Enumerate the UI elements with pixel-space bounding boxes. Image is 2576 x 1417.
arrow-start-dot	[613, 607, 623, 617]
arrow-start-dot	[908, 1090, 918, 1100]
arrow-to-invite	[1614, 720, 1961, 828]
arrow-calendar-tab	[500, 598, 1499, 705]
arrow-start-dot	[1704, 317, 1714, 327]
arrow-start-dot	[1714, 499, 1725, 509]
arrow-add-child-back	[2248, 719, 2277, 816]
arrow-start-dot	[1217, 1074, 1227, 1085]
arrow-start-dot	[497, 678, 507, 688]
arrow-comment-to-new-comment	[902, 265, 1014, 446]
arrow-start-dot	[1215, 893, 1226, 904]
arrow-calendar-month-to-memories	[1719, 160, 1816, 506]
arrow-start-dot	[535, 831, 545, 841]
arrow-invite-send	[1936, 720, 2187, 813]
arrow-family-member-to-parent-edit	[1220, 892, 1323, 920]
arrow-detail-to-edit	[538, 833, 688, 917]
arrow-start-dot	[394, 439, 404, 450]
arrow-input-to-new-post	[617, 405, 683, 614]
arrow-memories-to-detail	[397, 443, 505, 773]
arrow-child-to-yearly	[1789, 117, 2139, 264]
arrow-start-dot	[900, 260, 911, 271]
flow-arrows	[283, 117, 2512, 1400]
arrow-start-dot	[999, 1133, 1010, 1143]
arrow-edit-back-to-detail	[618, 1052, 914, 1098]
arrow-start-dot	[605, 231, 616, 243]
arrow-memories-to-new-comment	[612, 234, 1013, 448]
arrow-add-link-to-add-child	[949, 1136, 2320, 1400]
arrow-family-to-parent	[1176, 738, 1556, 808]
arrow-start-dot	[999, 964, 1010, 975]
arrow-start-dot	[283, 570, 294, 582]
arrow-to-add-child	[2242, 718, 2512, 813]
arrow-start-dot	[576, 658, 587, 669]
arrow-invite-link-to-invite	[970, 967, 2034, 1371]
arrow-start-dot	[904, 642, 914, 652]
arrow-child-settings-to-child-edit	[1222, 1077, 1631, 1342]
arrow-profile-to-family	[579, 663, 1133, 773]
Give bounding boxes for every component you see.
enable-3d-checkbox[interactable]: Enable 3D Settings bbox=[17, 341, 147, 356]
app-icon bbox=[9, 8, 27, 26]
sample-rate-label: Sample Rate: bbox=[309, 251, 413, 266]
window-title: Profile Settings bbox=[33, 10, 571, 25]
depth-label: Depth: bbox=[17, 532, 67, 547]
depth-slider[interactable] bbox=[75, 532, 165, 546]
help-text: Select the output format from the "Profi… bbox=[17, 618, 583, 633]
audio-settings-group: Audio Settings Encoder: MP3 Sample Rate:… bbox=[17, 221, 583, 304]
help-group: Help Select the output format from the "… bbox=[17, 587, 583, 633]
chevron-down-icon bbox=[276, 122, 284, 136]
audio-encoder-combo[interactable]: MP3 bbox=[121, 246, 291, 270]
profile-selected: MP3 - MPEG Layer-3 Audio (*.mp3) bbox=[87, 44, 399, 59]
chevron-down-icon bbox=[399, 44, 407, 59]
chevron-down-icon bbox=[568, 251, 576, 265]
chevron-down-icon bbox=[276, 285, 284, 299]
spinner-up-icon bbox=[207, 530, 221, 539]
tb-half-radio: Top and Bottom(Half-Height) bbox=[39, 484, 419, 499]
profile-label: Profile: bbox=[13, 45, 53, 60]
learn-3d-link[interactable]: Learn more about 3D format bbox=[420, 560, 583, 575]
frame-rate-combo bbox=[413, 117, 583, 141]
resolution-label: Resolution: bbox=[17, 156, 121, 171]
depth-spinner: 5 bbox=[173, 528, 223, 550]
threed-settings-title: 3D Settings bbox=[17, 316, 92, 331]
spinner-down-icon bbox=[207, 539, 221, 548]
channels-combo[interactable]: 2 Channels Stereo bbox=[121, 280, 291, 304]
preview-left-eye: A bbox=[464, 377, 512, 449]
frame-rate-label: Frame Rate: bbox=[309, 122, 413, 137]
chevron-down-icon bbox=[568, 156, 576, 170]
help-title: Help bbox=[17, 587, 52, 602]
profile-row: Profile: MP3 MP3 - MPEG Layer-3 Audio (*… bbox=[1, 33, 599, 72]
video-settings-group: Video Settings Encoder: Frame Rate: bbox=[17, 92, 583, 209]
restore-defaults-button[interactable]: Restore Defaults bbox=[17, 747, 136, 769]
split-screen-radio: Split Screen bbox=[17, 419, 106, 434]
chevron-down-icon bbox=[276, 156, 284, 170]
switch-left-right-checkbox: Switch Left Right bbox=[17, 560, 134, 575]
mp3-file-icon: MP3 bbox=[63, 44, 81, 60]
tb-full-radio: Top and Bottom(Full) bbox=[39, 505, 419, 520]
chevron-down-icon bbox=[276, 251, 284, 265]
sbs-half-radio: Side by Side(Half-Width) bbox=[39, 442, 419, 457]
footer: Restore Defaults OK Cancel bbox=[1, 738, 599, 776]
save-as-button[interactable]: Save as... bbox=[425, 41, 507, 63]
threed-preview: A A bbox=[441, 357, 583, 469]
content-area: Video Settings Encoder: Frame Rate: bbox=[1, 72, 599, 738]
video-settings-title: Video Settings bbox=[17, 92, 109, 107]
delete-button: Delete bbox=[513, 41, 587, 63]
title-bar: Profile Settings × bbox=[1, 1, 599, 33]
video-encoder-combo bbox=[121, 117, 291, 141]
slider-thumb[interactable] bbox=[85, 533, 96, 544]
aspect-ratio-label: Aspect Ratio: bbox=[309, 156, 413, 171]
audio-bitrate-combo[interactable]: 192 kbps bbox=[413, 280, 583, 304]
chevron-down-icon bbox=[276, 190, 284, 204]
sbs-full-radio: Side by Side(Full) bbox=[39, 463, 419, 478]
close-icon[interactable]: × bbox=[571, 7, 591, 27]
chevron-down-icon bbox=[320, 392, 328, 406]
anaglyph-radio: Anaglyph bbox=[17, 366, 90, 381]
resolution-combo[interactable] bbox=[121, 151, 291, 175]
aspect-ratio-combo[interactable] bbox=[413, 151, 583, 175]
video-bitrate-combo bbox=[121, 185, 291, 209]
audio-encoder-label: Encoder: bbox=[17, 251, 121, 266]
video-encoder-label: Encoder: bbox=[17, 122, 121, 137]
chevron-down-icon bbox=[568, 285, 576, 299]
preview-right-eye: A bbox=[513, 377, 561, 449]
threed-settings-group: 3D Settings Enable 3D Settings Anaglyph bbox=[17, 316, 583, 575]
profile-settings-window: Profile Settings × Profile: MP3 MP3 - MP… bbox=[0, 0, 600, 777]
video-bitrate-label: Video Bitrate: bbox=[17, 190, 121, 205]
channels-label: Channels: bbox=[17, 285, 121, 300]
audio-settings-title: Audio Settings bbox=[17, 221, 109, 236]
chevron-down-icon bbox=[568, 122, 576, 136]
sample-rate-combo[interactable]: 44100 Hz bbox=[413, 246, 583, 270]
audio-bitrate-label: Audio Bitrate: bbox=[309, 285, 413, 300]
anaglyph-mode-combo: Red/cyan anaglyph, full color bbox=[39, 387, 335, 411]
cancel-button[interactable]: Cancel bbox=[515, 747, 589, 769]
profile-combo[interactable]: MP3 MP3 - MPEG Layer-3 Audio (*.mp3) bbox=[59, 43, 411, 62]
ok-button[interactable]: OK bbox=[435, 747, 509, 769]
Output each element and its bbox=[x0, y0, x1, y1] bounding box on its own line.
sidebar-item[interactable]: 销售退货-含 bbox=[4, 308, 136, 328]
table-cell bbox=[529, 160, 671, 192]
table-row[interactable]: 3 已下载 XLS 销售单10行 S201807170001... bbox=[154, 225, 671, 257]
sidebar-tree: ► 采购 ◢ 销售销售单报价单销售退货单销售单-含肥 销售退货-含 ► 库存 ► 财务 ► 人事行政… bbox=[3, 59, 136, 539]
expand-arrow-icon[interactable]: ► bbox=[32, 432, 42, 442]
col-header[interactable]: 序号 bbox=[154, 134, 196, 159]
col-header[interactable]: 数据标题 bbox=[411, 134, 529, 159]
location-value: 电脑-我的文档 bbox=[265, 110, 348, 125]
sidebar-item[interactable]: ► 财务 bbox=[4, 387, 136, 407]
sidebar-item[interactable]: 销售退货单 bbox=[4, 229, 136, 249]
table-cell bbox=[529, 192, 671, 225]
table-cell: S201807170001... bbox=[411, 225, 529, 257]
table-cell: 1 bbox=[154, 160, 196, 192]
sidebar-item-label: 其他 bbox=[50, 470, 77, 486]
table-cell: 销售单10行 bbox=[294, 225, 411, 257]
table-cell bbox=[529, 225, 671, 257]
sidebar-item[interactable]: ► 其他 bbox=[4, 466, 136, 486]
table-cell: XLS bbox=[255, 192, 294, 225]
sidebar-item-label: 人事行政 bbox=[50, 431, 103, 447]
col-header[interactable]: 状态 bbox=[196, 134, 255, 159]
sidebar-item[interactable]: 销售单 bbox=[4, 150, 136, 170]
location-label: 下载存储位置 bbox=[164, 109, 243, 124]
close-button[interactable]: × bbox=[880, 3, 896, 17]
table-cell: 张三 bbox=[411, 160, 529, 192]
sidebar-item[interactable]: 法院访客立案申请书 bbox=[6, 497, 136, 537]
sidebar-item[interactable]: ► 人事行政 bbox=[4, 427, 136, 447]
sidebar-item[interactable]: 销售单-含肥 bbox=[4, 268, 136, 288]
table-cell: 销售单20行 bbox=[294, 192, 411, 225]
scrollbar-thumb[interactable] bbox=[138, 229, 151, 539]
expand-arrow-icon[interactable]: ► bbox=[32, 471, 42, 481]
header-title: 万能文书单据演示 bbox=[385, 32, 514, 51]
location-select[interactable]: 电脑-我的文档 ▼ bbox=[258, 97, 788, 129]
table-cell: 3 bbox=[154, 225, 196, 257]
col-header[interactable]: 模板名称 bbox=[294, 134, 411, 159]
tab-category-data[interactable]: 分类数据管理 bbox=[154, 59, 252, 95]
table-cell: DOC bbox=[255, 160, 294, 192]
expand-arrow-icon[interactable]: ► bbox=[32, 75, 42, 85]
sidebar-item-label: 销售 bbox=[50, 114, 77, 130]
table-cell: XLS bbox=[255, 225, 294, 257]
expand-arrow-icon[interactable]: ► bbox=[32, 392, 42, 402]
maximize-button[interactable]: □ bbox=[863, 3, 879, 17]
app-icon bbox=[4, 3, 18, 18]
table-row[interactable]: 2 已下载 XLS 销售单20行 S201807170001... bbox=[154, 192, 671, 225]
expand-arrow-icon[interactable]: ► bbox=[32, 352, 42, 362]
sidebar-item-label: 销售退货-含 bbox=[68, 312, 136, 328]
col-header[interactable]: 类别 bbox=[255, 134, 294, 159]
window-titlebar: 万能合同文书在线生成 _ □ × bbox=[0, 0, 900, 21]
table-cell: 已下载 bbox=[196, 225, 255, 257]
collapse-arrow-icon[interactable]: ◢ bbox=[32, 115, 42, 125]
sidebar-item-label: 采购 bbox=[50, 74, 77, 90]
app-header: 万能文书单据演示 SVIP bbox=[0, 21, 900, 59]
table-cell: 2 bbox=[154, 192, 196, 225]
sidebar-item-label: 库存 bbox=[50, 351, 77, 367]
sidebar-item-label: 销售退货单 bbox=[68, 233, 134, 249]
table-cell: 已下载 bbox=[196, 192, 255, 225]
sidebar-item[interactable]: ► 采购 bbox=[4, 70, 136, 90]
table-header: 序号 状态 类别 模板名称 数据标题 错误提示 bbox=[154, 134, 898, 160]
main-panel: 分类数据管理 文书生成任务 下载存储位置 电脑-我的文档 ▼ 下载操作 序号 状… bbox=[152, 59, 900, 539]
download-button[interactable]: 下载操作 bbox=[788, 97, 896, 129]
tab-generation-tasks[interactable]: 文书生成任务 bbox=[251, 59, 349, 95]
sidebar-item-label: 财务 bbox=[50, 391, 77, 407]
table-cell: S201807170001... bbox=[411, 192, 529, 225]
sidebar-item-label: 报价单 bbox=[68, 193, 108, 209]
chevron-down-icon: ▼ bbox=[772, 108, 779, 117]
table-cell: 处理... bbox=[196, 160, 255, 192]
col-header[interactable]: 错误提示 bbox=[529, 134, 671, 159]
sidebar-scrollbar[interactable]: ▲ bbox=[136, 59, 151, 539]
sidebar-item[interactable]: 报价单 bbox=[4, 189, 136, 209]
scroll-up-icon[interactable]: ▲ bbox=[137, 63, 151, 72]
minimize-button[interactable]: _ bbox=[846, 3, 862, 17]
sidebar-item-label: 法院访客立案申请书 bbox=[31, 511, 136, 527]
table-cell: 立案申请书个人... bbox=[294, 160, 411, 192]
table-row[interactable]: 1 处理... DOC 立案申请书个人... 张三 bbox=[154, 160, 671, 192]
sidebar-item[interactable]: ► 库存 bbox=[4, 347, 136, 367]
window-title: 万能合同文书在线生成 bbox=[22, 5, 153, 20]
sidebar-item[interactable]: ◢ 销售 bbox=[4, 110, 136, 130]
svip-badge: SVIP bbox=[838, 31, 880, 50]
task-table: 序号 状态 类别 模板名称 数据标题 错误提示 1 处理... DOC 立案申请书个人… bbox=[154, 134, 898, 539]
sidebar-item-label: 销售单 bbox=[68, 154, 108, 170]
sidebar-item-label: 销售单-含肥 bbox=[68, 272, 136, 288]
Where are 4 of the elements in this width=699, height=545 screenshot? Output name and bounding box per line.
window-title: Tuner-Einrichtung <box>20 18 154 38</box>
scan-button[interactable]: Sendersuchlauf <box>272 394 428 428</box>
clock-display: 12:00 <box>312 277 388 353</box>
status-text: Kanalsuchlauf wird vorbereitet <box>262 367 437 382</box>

# JOB:
Arrange the part of the data that opens with its first line and closes with the line containing "260, 911, 271]", both ends included, as a Markdown table with the columns Index and Text. Number each row in Index, put the line in Text, and leave out blank lines.

# OUTPUT OF THE EXERCISE:
| Index | Text |
|---|---|
| 1 | Enumerate the UI elements with pixel-space bounding boxes. Image is 2576 x 1417. |
| 2 | arrow-start-dot	[613, 607, 623, 617] |
| 3 | arrow-start-dot	[908, 1090, 918, 1100] |
| 4 | arrow-to-invite	[1614, 720, 1961, 828] |
| 5 | arrow-calendar-tab	[500, 598, 1499, 705] |
| 6 | arrow-start-dot	[1704, 317, 1714, 327] |
| 7 | arrow-start-dot	[1714, 499, 1725, 509] |
| 8 | arrow-add-child-back	[2248, 719, 2277, 816] |
| 9 | arrow-start-dot	[1217, 1074, 1227, 1085] |
| 10 | arrow-start-dot	[497, 678, 507, 688] |
| 11 | arrow-comment-to-new-comment	[902, 265, 1014, 446] |
| 12 | arrow-start-dot	[1215, 893, 1226, 904] |
| 13 | arrow-calendar-month-to-memories	[1719, 160, 1816, 506] |
| 14 | arrow-start-dot	[535, 831, 545, 841] |
| 15 | arrow-invite-send	[1936, 720, 2187, 813] |
| 16 | arrow-family-member-to-parent-edit	[1220, 892, 1323, 920] |
| 17 | arrow-detail-to-edit	[538, 833, 688, 917] |
| 18 | arrow-start-dot	[394, 439, 404, 450] |
| 19 | arrow-input-to-new-post	[617, 405, 683, 614] |
| 20 | arrow-memories-to-detail	[397, 443, 505, 773] |
| 21 | arrow-child-to-yearly	[1789, 117, 2139, 264] |
| 22 | arrow-start-dot	[900, 260, 911, 271] |